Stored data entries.
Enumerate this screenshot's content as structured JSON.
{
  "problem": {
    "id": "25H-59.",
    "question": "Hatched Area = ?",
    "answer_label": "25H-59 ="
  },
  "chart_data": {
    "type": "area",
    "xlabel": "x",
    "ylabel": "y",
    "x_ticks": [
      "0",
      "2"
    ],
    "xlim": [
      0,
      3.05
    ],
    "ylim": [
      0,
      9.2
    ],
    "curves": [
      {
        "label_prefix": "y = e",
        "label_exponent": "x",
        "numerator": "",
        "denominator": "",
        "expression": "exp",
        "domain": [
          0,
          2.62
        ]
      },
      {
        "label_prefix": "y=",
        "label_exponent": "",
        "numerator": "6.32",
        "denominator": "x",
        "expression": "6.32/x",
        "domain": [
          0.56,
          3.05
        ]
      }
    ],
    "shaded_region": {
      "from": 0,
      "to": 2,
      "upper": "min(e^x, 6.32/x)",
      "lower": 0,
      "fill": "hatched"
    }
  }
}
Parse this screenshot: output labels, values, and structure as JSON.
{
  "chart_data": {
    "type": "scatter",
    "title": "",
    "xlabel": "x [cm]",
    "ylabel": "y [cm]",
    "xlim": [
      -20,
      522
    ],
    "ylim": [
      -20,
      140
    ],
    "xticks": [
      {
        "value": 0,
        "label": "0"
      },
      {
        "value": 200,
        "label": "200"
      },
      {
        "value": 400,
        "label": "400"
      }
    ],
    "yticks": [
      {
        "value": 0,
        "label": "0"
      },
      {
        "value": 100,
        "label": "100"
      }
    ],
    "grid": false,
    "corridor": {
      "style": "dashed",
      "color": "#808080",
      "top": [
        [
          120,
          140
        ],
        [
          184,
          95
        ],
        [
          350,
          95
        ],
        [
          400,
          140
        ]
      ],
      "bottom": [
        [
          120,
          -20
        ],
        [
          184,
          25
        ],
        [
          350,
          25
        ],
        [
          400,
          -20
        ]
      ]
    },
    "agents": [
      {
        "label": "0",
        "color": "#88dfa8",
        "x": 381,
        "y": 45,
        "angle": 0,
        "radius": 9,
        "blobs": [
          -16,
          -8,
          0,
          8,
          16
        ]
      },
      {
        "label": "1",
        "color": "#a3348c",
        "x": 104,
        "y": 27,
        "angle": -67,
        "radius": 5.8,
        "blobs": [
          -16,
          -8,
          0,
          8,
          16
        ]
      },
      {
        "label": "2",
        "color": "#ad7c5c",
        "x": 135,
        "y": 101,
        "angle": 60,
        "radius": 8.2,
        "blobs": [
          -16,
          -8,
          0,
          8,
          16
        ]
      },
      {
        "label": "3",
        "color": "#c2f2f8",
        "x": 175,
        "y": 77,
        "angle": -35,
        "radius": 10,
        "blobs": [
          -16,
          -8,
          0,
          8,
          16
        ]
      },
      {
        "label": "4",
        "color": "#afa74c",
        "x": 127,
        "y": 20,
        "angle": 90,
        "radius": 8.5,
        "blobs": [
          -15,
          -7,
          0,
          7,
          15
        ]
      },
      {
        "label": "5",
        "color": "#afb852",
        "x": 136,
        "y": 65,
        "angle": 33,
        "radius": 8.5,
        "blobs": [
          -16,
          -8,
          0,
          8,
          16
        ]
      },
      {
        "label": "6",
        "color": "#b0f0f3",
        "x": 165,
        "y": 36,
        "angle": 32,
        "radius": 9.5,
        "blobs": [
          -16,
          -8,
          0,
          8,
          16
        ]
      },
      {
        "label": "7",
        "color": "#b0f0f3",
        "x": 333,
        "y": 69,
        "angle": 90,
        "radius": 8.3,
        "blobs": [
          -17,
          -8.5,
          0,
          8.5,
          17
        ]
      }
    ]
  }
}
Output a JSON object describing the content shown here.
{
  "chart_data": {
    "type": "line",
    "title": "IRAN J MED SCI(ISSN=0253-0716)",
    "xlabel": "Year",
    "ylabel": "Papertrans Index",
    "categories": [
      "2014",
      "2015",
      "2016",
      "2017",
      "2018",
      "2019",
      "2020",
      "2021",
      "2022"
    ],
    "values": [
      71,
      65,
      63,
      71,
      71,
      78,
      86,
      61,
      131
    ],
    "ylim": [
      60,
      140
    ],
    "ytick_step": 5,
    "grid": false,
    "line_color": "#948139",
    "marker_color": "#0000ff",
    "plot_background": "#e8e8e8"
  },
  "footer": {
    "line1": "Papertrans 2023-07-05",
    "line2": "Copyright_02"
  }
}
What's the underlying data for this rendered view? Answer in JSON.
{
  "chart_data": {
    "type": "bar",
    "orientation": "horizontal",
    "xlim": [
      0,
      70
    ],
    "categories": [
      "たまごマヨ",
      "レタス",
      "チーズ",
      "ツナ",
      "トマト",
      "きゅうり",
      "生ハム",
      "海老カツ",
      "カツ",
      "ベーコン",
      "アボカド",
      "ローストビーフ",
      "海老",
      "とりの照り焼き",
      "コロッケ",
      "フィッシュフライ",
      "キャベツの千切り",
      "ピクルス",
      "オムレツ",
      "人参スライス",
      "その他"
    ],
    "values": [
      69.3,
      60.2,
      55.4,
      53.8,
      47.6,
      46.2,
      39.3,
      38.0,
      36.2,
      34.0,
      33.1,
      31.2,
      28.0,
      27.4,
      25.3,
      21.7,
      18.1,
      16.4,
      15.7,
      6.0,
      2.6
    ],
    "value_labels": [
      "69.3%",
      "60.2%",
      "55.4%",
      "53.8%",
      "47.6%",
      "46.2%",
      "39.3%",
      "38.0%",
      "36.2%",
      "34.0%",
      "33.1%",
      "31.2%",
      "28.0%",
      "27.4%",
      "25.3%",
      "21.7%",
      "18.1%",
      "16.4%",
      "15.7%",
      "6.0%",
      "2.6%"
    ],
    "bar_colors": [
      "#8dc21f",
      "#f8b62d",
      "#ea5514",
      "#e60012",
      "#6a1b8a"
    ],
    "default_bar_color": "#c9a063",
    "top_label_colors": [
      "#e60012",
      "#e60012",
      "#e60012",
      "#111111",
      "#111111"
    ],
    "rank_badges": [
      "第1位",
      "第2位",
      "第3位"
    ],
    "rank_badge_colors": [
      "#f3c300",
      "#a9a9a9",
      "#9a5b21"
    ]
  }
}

Required task.
Write out each line of the data that holds the string "title".

Answer.
    "title": "",
    "title": "IRAN J MED SCI(ISSN=0253-0716)",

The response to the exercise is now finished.